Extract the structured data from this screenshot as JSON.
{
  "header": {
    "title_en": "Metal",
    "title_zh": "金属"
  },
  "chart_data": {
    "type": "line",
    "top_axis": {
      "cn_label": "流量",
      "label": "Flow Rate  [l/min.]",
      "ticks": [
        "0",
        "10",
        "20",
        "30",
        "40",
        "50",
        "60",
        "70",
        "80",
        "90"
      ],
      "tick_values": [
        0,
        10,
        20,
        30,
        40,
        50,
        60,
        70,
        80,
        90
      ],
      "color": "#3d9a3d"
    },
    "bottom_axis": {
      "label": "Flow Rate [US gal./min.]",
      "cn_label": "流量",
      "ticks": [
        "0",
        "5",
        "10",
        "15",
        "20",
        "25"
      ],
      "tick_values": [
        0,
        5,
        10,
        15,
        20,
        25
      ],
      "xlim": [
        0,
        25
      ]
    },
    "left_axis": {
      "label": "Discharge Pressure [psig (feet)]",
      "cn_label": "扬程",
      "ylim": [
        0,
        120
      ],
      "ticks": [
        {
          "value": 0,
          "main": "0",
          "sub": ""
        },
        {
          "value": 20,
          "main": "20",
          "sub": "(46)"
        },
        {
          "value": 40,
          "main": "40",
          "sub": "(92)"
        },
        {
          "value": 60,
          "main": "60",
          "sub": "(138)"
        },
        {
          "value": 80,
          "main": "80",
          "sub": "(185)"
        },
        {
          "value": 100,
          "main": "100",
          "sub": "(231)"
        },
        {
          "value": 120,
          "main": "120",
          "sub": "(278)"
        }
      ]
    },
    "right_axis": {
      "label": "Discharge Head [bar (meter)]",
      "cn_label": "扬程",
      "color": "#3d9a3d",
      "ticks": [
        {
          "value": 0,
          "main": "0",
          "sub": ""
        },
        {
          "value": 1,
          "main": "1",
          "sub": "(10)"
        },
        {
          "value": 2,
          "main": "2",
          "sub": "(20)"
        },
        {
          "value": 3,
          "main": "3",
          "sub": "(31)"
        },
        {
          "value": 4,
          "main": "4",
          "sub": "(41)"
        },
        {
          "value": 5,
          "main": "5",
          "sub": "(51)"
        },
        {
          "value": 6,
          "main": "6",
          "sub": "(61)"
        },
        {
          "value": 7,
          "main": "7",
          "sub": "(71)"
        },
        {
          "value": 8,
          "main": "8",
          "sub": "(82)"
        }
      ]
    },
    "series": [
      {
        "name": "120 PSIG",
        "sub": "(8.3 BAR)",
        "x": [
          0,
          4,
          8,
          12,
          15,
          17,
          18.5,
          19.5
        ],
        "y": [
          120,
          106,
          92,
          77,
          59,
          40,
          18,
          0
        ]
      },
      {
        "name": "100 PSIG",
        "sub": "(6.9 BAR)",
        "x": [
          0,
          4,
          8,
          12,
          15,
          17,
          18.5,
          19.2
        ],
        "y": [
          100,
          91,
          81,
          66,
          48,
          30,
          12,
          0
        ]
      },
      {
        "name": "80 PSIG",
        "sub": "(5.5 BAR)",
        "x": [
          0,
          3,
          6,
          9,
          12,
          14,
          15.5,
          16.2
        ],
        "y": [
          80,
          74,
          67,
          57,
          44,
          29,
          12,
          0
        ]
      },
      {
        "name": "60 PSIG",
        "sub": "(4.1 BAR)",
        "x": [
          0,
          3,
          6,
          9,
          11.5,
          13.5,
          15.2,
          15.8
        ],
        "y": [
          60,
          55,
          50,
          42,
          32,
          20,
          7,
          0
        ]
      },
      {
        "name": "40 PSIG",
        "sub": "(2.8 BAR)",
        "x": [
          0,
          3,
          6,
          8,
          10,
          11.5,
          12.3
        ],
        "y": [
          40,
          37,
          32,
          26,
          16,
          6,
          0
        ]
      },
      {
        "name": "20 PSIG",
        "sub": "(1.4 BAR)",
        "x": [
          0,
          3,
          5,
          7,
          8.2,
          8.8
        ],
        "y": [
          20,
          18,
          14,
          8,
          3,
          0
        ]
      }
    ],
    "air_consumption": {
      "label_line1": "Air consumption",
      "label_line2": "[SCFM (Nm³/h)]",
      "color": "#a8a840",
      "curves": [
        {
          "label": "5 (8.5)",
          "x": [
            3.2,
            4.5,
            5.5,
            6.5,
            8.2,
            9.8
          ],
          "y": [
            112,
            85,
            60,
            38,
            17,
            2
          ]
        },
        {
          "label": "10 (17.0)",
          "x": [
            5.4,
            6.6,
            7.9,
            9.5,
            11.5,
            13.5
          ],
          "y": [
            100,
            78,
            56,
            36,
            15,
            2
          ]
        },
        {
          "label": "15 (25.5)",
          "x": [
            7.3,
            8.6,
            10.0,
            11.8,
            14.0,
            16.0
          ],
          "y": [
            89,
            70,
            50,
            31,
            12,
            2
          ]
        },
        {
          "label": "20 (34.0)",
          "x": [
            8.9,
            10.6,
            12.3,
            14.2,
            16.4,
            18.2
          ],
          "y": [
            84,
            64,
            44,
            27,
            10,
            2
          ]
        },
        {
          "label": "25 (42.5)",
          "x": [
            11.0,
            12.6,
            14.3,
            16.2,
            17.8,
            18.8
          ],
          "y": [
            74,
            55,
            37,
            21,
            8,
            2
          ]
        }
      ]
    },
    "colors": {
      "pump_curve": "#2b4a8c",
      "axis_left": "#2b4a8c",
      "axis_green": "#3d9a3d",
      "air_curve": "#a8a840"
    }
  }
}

## [THE EXERCISE]
Report how many lines above hold the string "Discharge", giving nothing but the number.

## [EXERCISE RESPONSE]
2